### Required work
Produce a verbatim copy of the entries listed below.
— Begin Records provided —
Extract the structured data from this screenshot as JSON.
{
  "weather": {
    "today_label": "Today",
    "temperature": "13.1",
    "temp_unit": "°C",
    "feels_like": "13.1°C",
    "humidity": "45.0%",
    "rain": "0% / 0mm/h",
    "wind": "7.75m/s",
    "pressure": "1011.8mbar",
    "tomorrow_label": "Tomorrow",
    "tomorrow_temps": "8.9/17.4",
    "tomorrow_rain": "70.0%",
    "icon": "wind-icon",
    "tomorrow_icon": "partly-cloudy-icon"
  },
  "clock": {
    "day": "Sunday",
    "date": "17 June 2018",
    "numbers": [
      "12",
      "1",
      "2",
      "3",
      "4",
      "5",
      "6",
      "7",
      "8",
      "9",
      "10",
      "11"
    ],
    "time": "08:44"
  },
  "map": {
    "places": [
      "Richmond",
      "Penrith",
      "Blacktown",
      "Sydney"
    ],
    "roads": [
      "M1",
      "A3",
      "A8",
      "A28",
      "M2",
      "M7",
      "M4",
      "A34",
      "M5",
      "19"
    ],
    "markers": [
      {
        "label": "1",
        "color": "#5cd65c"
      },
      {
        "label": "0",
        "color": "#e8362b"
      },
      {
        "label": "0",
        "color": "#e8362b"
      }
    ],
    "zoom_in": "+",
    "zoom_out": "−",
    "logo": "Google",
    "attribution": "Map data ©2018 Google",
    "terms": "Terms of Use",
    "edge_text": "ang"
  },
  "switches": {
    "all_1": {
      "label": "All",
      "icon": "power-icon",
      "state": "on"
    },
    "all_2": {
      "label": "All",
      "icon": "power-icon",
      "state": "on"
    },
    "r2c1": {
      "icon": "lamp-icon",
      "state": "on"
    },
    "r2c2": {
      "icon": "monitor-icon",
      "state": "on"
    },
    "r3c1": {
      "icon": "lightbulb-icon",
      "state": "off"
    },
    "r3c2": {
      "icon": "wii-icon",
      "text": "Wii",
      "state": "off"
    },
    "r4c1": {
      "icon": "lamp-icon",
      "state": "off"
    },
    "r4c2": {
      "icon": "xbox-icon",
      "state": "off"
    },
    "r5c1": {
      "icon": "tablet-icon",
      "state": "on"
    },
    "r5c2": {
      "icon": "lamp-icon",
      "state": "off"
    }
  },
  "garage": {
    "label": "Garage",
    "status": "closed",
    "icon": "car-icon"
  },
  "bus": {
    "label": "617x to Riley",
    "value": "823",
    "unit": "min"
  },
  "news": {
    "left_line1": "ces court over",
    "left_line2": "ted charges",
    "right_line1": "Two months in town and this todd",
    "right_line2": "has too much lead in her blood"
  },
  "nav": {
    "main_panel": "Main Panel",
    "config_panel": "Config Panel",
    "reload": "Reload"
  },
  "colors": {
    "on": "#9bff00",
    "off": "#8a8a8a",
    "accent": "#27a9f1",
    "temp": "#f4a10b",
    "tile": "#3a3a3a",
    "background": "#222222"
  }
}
— End Records provided —
### Solution
Extract the structured data from this screenshot as JSON.
{
  "weather": {
    "today_label": "Today",
    "temperature": "13.1",
    "temp_unit": "°C",
    "feels_like": "13.1°C",
    "humidity": "45.0%",
    "rain": "0% / 0mm/h",
    "wind": "7.75m/s",
    "pressure": "1011.8mbar",
    "tomorrow_label": "Tomorrow",
    "tomorrow_temps": "8.9/17.4",
    "tomorrow_rain": "70.0%",
    "icon": "wind-icon",
    "tomorrow_icon": "partly-cloudy-icon"
  },
  "clock": {
    "day": "Sunday",
    "date": "17 June 2018",
    "numbers": [
      "12",
      "1",
      "2",
      "3",
      "4",
      "5",
      "6",
      "7",
      "8",
      "9",
      "10",
      "11"
    ],
    "time": "08:44"
  },
  "map": {
    "places": [
      "Richmond",
      "Penrith",
      "Blacktown",
      "Sydney"
    ],
    "roads": [
      "M1",
      "A3",
      "A8",
      "A28",
      "M2",
      "M7",
      "M4",
      "A34",
      "M5",
      "19"
    ],
    "markers": [
      {
        "label": "1",
        "color": "#5cd65c"
      },
      {
        "label": "0",
        "color": "#e8362b"
      },
      {
        "label": "0",
        "color": "#e8362b"
      }
    ],
    "zoom_in": "+",
    "zoom_out": "−",
    "logo": "Google",
    "attribution": "Map data ©2018 Google",
    "terms": "Terms of Use",
    "edge_text": "ang"
  },
  "switches": {
    "all_1": {
      "label": "All",
      "icon": "power-icon",
      "state": "on"
    },
    "all_2": {
      "label": "All",
      "icon": "power-icon",
      "state": "on"
    },
    "r2c1": {
      "icon": "lamp-icon",
      "state": "on"
    },
    "r2c2": {
      "icon": "monitor-icon",
      "state": "on"
    },
    "r3c1": {
      "icon": "lightbulb-icon",
      "state": "off"
    },
    "r3c2": {
      "icon": "wii-icon",
      "text": "Wii",
      "state": "off"
    },
    "r4c1": {
      "icon": "lamp-icon",
      "state": "off"
    },
    "r4c2": {
      "icon": "xbox-icon",
      "state": "off"
    },
    "r5c1": {
      "icon": "tablet-icon",
      "state": "on"
    },
    "r5c2": {
      "icon": "lamp-icon",
      "state": "off"
    }
  },
  "garage": {
    "label": "Garage",
    "status": "closed",
    "icon": "car-icon"
  },
  "bus": {
    "label": "617x to Riley",
    "value": "823",
    "unit": "min"
  },
  "news": {
    "left_line1": "ces court over",
    "left_line2": "ted charges",
    "right_line1": "Two months in town and this todd",
    "right_line2": "has too much lead in her blood"
  },
  "nav": {
    "main_panel": "Main Panel",
    "config_panel": "Config Panel",
    "reload": "Reload"
  },
  "colors": {
    "on": "#9bff00",
    "off": "#8a8a8a",
    "accent": "#27a9f1",
    "temp": "#f4a10b",
    "tile": "#3a3a3a",
    "background": "#222222"
  }
}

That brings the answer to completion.